Given entries
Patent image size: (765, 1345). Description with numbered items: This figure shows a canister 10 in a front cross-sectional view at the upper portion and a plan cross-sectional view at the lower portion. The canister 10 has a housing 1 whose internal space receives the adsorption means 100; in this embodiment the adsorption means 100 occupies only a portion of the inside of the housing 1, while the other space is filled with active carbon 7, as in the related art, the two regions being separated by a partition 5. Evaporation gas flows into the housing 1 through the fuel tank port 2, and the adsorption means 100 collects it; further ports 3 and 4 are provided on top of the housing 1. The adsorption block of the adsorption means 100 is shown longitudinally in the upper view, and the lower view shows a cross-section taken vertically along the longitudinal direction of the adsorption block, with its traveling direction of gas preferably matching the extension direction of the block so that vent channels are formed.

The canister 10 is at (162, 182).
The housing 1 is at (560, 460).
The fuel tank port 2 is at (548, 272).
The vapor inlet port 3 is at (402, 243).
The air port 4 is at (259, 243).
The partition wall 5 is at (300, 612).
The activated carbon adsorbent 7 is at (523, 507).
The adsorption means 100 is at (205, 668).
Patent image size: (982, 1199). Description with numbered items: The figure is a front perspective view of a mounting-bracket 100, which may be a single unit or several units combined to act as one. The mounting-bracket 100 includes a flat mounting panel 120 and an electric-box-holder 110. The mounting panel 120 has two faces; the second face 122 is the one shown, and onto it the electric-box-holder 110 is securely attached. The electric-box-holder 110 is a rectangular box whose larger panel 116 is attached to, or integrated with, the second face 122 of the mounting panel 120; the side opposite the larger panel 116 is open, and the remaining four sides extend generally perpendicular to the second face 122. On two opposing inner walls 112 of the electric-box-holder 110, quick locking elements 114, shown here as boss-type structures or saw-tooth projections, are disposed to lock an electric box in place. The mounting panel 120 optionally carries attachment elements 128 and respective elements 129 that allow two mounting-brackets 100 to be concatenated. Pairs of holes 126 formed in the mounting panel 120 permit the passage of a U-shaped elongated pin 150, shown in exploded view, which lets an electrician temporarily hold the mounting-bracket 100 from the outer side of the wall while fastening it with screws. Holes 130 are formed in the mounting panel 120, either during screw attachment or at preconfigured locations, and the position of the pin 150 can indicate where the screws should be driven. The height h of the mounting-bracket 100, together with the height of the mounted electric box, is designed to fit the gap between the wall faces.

Direction
Pick out every row above that contains the word "means".

Exercise solution
Patent image size: (765, 1345). Description with numbered items: This figure shows a canister 10 in a front cross-sectional view at the upper portion and a plan cross-sectional view at the lower portion. The canister 10 has a housing 1 whose internal space receives the adsorption means 100; in this embodiment the adsorption means 100 occupies only a portion of the inside of the housing 1, while the other space is filled with active carbon 7, as in the related art, the two regions being separated by a partition 5. Evaporation gas flows into the housing 1 through the fuel tank port 2, and the adsorption means 100 collects it; further ports 3 and 4 are provided on top of the housing 1. The adsorption block of the adsorption means 100 is shown longitudinally in the upper view, and the lower view shows a cross-section taken vertically along the longitudinal direction of the adsorption block, with its traveling direction of gas preferably matching the extension direction of the block so that vent channels are formed.
The adsorption means 100 is at (205, 668).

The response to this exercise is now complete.